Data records

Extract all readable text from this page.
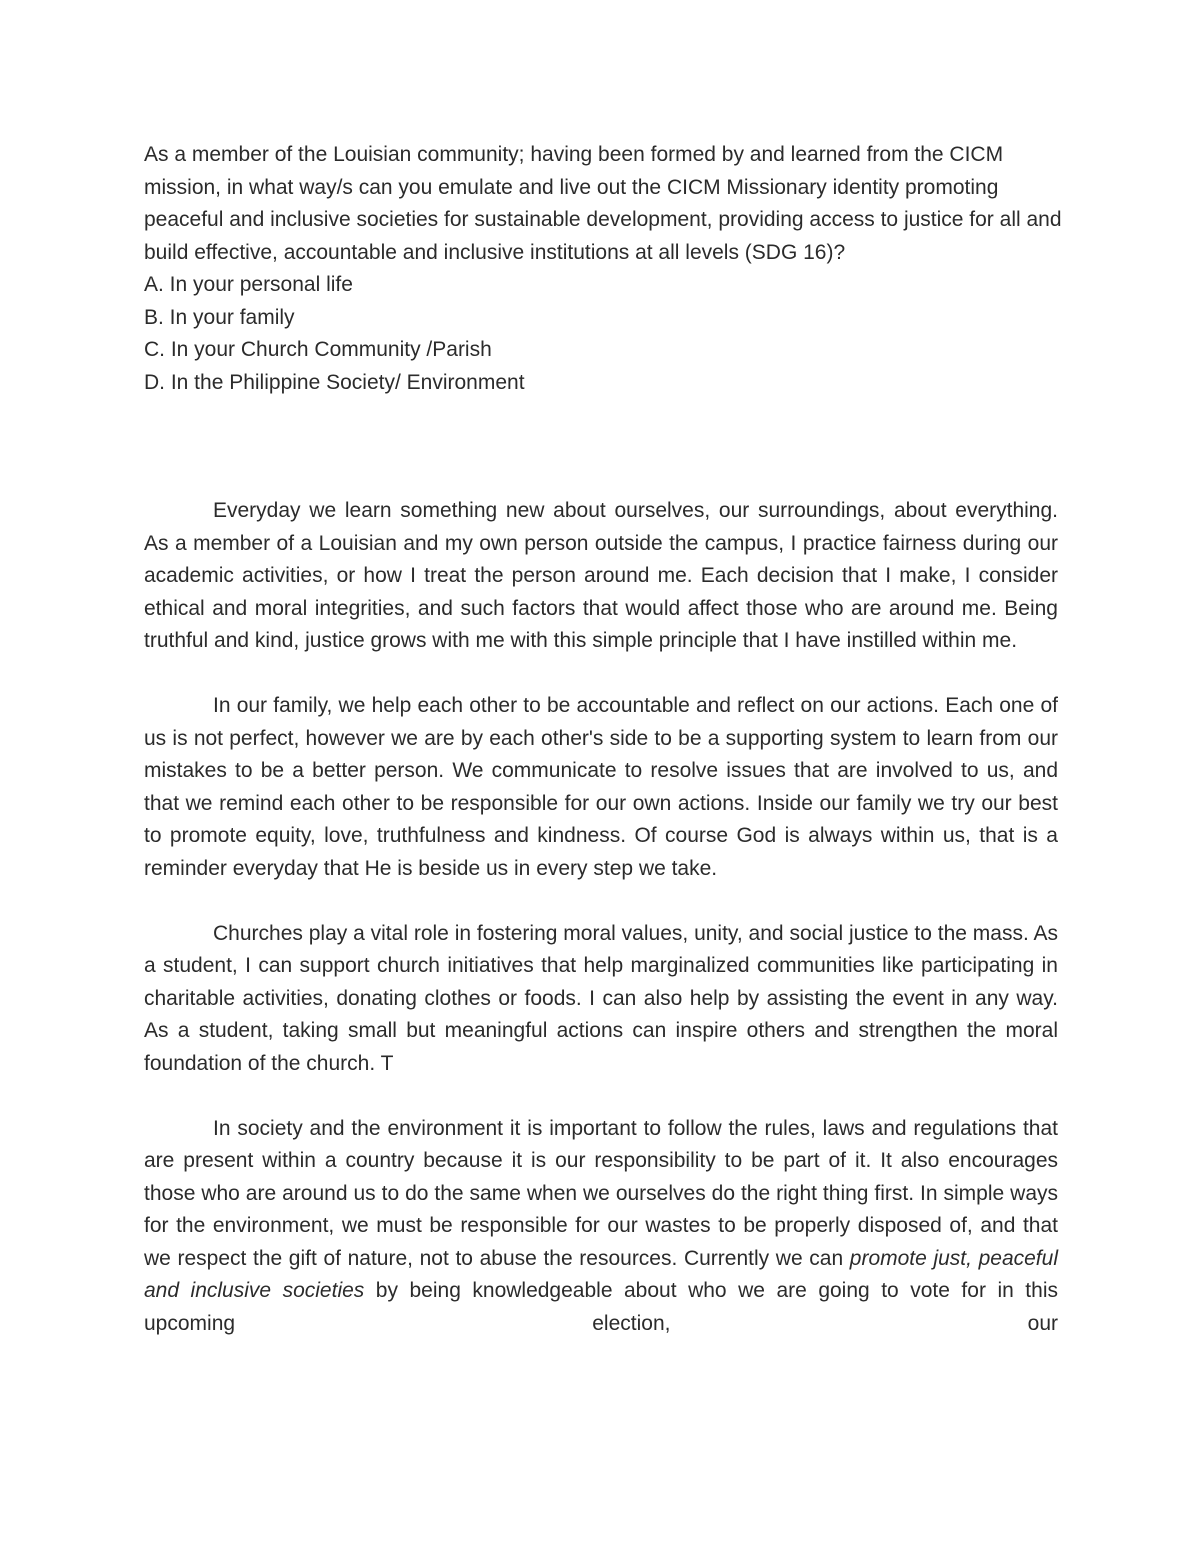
As a member of the Louisian community; having been formed by and learned from the CICM mission, in what way/s can you emulate and live out the CICM Missionary identity promoting peaceful and inclusive societies for sustainable development, providing access to justice for all and build effective, accountable and inclusive institutions at all levels (SDG 16)?

A. In your personal life
B. In your family
C. In your Church Community /Parish
D. In the Philippine Society/ Environment

Everyday we learn something new about ourselves, our surroundings, about everything. As a member of a Louisian and my own person outside the campus, I practice fairness during our academic activities, or how I treat the person around me. Each decision that I make, I consider ethical and moral integrities, and such factors that would affect those who are around me. Being truthful and kind, justice grows with me with this simple principle that I have instilled within me.

In our family, we help each other to be accountable and reflect on our actions. Each one of us is not perfect, however we are by each other's side to be a supporting system to learn from our mistakes to be a better person. We communicate to resolve issues that are involved to us, and that we remind each other to be responsible for our own actions. Inside our family we try our best to promote equity, love, truthfulness and kindness. Of course God is always within us, that is a reminder everyday that He is beside us in every step we take.

Churches play a vital role in fostering moral values, unity, and social justice to the mass. As a student, I can support church initiatives that help marginalized communities like participating in charitable activities, donating clothes or foods. I can also help by assisting the event in any way. As a student, taking small but meaningful actions can inspire others and strengthen the moral foundation of the church. T

In society and the environment it is important to follow the rules, laws and regulations that are present within a country because it is our responsibility to be part of it. It also encourages those who are around us to do the same when we ourselves do the right thing first. In simple ways for the environment, we must be responsible for our wastes to be properly disposed of, and that we respect the gift of nature, not to abuse the resources. Currently we can promote just, peaceful and inclusive societies by being knowledgeable about who we are going to vote for in this upcoming election, our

Stated problem: Each line above that holds the string "Louisian" should be copied and shown.

Result of this exercise:
As a member of the Louisian community; having been formed by and learned from the CICM mission, in what way/s can you emulate and live out the CICM Missionary identity promoting peaceful and inclusive societies for sustainable development, providing access to justice for all and build effective, accountable and inclusive institutions at all levels (SDG 16)?
Everyday we learn something new about ourselves, our surroundings, about everything. As a member of a Louisian and my own person outside the campus, I practice fairness during our academic activities, or how I treat the person around me. Each decision that I make, I consider ethical and moral integrities, and such factors that would affect those who are around me. Being truthful and kind, justice grows with me with this simple principle that I have instilled within me.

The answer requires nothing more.